→ TASK REQUIREMENTS:
Skip the images. Copy the records exactly as written.

[Entries from a dataset]
☆ ☆ ☆ ☆ ☆

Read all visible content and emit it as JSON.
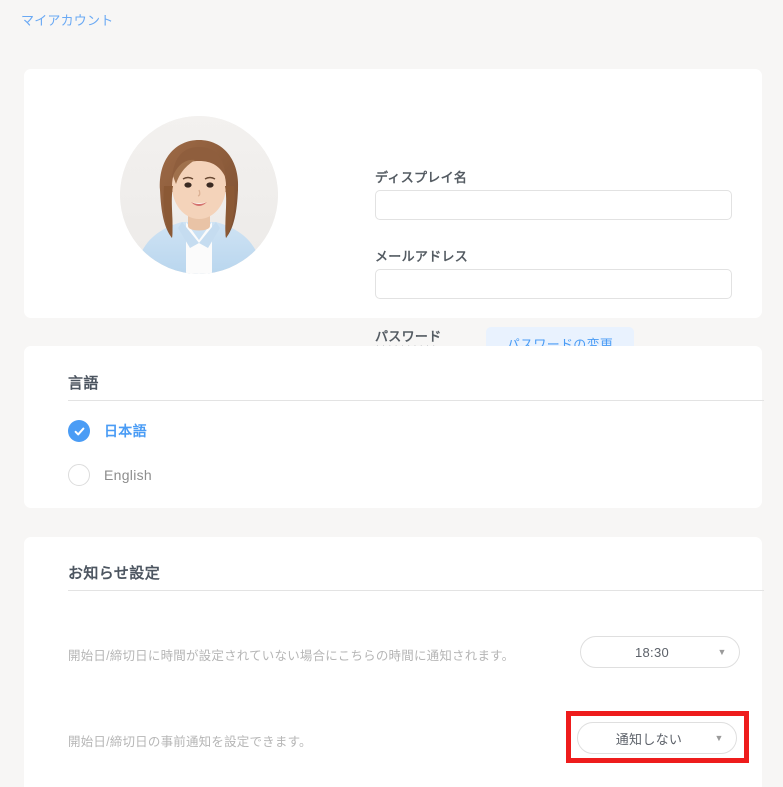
{
  "breadcrumb": {
    "label": "マイアカウント"
  },
  "profile": {
    "avatar_alt": "user-avatar-photo",
    "display_name": {
      "label": "ディスプレイ名",
      "value": "",
      "placeholder": ""
    },
    "email": {
      "label": "メールアドレス",
      "value": "",
      "placeholder": ""
    },
    "password": {
      "label": "パスワード",
      "masked_value": "**********",
      "change_button": "パスワードの変更"
    }
  },
  "language": {
    "title": "言語",
    "options": [
      {
        "label": "日本語",
        "selected": true
      },
      {
        "label": "English",
        "selected": false
      }
    ]
  },
  "notification": {
    "title": "お知らせ設定",
    "rows": [
      {
        "description": "開始日/締切日に時間が設定されていない場合にこちらの時間に通知されます。",
        "value": "18:30",
        "caret": "▼"
      },
      {
        "description": "開始日/締切日の事前通知を設定できます。",
        "value": "通知しない",
        "caret": "▼",
        "highlighted": true
      }
    ]
  },
  "colors": {
    "accent": "#4a9cf5",
    "page_background": "#f7f6f5",
    "card_background": "#ffffff",
    "annotation": "#ee1c1c",
    "muted_text": "#b6b6b6"
  }
}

☆ ☆ ☆ ☆ ☆

→ SOLUTION BELOW:
Read all visible content and emit it as JSON.
{
  "breadcrumb": {
    "label": "マイアカウント"
  },
  "profile": {
    "avatar_alt": "user-avatar-photo",
    "display_name": {
      "label": "ディスプレイ名",
      "value": "",
      "placeholder": ""
    },
    "email": {
      "label": "メールアドレス",
      "value": "",
      "placeholder": ""
    },
    "password": {
      "label": "パスワード",
      "masked_value": "**********",
      "change_button": "パスワードの変更"
    }
  },
  "language": {
    "title": "言語",
    "options": [
      {
        "label": "日本語",
        "selected": true
      },
      {
        "label": "English",
        "selected": false
      }
    ]
  },
  "notification": {
    "title": "お知らせ設定",
    "rows": [
      {
        "description": "開始日/締切日に時間が設定されていない場合にこちらの時間に通知されます。",
        "value": "18:30",
        "caret": "▼"
      },
      {
        "description": "開始日/締切日の事前通知を設定できます。",
        "value": "通知しない",
        "caret": "▼",
        "highlighted": true
      }
    ]
  },
  "colors": {
    "accent": "#4a9cf5",
    "page_background": "#f7f6f5",
    "card_background": "#ffffff",
    "annotation": "#ee1c1c",
    "muted_text": "#b6b6b6"
  }
}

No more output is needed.